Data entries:
⁂
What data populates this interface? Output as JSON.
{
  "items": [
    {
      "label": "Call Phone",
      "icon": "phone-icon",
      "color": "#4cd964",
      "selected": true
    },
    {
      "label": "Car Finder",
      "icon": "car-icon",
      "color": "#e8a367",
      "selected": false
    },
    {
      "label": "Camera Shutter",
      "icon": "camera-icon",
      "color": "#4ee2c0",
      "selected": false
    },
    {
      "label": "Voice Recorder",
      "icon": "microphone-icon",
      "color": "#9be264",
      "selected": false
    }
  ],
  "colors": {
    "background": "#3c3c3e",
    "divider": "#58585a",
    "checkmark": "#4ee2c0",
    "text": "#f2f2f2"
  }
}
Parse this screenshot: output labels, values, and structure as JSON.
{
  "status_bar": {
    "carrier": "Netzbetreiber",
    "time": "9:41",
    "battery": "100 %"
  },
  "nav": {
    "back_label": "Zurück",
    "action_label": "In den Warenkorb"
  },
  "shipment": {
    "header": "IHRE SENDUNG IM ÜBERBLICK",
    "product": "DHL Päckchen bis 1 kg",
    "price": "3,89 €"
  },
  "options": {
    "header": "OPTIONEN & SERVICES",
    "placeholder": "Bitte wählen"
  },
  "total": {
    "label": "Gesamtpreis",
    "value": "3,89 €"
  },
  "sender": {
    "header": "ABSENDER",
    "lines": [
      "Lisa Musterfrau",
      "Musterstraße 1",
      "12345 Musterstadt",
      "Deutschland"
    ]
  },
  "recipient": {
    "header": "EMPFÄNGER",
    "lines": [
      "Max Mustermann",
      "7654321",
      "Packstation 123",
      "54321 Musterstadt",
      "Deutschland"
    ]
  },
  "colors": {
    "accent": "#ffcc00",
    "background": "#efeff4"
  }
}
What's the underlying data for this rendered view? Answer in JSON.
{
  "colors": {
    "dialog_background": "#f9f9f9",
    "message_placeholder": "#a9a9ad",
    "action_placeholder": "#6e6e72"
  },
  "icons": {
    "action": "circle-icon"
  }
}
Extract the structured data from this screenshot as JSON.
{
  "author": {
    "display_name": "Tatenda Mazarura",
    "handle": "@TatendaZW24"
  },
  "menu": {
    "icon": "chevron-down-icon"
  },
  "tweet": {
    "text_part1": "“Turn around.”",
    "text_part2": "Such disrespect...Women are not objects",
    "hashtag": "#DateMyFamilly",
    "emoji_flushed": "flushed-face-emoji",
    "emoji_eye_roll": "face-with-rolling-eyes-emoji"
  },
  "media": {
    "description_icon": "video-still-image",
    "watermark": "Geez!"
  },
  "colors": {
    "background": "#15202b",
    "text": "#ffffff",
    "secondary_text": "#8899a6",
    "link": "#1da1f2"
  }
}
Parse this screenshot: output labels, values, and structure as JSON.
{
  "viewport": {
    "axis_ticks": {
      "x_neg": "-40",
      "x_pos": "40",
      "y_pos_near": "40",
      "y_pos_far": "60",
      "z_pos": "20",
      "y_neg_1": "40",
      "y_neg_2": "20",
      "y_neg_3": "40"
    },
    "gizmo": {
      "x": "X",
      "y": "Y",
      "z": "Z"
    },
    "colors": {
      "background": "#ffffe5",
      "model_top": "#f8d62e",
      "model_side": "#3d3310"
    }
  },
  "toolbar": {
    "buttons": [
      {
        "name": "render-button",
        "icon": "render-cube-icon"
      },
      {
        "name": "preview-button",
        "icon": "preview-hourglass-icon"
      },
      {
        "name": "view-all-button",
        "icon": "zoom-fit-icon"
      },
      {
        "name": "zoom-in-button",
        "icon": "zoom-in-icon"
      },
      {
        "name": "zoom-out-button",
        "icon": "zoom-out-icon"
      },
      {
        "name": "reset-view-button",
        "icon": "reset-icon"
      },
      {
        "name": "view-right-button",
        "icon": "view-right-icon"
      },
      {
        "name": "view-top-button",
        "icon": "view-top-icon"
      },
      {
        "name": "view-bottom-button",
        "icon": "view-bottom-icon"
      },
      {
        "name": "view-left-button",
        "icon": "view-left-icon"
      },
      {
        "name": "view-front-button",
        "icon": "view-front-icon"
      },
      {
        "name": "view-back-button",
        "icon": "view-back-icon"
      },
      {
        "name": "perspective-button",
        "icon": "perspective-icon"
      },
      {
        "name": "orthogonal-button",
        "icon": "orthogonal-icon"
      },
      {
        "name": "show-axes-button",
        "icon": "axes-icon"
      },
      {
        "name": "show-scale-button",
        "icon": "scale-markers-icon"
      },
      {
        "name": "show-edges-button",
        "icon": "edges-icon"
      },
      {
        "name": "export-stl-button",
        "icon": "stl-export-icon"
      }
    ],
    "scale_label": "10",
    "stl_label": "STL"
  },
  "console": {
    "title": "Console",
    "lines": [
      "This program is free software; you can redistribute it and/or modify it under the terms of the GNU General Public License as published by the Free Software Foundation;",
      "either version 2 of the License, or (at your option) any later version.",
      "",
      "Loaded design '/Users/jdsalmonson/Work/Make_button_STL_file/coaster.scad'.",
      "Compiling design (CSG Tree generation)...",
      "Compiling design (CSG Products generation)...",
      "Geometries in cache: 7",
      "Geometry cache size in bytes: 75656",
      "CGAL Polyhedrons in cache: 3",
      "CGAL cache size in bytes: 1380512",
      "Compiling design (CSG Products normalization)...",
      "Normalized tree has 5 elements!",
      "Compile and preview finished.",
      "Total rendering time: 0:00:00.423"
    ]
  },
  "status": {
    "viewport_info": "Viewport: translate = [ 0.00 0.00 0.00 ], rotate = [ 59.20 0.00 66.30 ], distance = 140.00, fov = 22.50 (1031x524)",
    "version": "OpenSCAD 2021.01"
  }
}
⁂
> **Instructions for the task**
The records above must be repeated exactly, every one of them.

> **Response to this exercise**
What data populates this interface? Output as JSON.
{
  "items": [
    {
      "label": "Call Phone",
      "icon": "phone-icon",
      "color": "#4cd964",
      "selected": true
    },
    {
      "label": "Car Finder",
      "icon": "car-icon",
      "color": "#e8a367",
      "selected": false
    },
    {
      "label": "Camera Shutter",
      "icon": "camera-icon",
      "color": "#4ee2c0",
      "selected": false
    },
    {
      "label": "Voice Recorder",
      "icon": "microphone-icon",
      "color": "#9be264",
      "selected": false
    }
  ],
  "colors": {
    "background": "#3c3c3e",
    "divider": "#58585a",
    "checkmark": "#4ee2c0",
    "text": "#f2f2f2"
  }
}
Parse this screenshot: output labels, values, and structure as JSON.
{
  "status_bar": {
    "carrier": "Netzbetreiber",
    "time": "9:41",
    "battery": "100 %"
  },
  "nav": {
    "back_label": "Zurück",
    "action_label": "In den Warenkorb"
  },
  "shipment": {
    "header": "IHRE SENDUNG IM ÜBERBLICK",
    "product": "DHL Päckchen bis 1 kg",
    "price": "3,89 €"
  },
  "options": {
    "header": "OPTIONEN & SERVICES",
    "placeholder": "Bitte wählen"
  },
  "total": {
    "label": "Gesamtpreis",
    "value": "3,89 €"
  },
  "sender": {
    "header": "ABSENDER",
    "lines": [
      "Lisa Musterfrau",
      "Musterstraße 1",
      "12345 Musterstadt",
      "Deutschland"
    ]
  },
  "recipient": {
    "header": "EMPFÄNGER",
    "lines": [
      "Max Mustermann",
      "7654321",
      "Packstation 123",
      "54321 Musterstadt",
      "Deutschland"
    ]
  },
  "colors": {
    "accent": "#ffcc00",
    "background": "#efeff4"
  }
}
What's the underlying data for this rendered view? Answer in JSON.
{
  "colors": {
    "dialog_background": "#f9f9f9",
    "message_placeholder": "#a9a9ad",
    "action_placeholder": "#6e6e72"
  },
  "icons": {
    "action": "circle-icon"
  }
}
Extract the structured data from this screenshot as JSON.
{
  "author": {
    "display_name": "Tatenda Mazarura",
    "handle": "@TatendaZW24"
  },
  "menu": {
    "icon": "chevron-down-icon"
  },
  "tweet": {
    "text_part1": "“Turn around.”",
    "text_part2": "Such disrespect...Women are not objects",
    "hashtag": "#DateMyFamilly",
    "emoji_flushed": "flushed-face-emoji",
    "emoji_eye_roll": "face-with-rolling-eyes-emoji"
  },
  "media": {
    "description_icon": "video-still-image",
    "watermark": "Geez!"
  },
  "colors": {
    "background": "#15202b",
    "text": "#ffffff",
    "secondary_text": "#8899a6",
    "link": "#1da1f2"
  }
}
Parse this screenshot: output labels, values, and structure as JSON.
{
  "viewport": {
    "axis_ticks": {
      "x_neg": "-40",
      "x_pos": "40",
      "y_pos_near": "40",
      "y_pos_far": "60",
      "z_pos": "20",
      "y_neg_1": "40",
      "y_neg_2": "20",
      "y_neg_3": "40"
    },
    "gizmo": {
      "x": "X",
      "y": "Y",
      "z": "Z"
    },
    "colors": {
      "background": "#ffffe5",
      "model_top": "#f8d62e",
      "model_side": "#3d3310"
    }
  },
  "toolbar": {
    "buttons": [
      {
        "name": "render-button",
        "icon": "render-cube-icon"
      },
      {
        "name": "preview-button",
        "icon": "preview-hourglass-icon"
      },
      {
        "name": "view-all-button",
        "icon": "zoom-fit-icon"
      },
      {
        "name": "zoom-in-button",
        "icon": "zoom-in-icon"
      },
      {
        "name": "zoom-out-button",
        "icon": "zoom-out-icon"
      },
      {
        "name": "reset-view-button",
        "icon": "reset-icon"
      },
      {
        "name": "view-right-button",
        "icon": "view-right-icon"
      },
      {
        "name": "view-top-button",
        "icon": "view-top-icon"
      },
      {
        "name": "view-bottom-button",
        "icon": "view-bottom-icon"
      },
      {
        "name": "view-left-button",
        "icon": "view-left-icon"
      },
      {
        "name": "view-front-button",
        "icon": "view-front-icon"
      },
      {
        "name": "view-back-button",
        "icon": "view-back-icon"
      },
      {
        "name": "perspective-button",
        "icon": "perspective-icon"
      },
      {
        "name": "orthogonal-button",
        "icon": "orthogonal-icon"
      },
      {
        "name": "show-axes-button",
        "icon": "axes-icon"
      },
      {
        "name": "show-scale-button",
        "icon": "scale-markers-icon"
      },
      {
        "name": "show-edges-button",
        "icon": "edges-icon"
      },
      {
        "name": "export-stl-button",
        "icon": "stl-export-icon"
      }
    ],
    "scale_label": "10",
    "stl_label": "STL"
  },
  "console": {
    "title": "Console",
    "lines": [
      "This program is free software; you can redistribute it and/or modify it under the terms of the GNU General Public License as published by the Free Software Foundation;",
      "either version 2 of the License, or (at your option) any later version.",
      "",
      "Loaded design '/Users/jdsalmonson/Work/Make_button_STL_file/coaster.scad'.",
      "Compiling design (CSG Tree generation)...",
      "Compiling design (CSG Products generation)...",
      "Geometries in cache: 7",
      "Geometry cache size in bytes: 75656",
      "CGAL Polyhedrons in cache: 3",
      "CGAL cache size in bytes: 1380512",
      "Compiling design (CSG Products normalization)...",
      "Normalized tree has 5 elements!",
      "Compile and preview finished.",
      "Total rendering time: 0:00:00.423"
    ]
  },
  "status": {
    "viewport_info": "Viewport: translate = [ 0.00 0.00 0.00 ], rotate = [ 59.20 0.00 66.30 ], distance = 140.00, fov = 22.50 (1031x524)",
    "version": "OpenSCAD 2021.01"
  }
}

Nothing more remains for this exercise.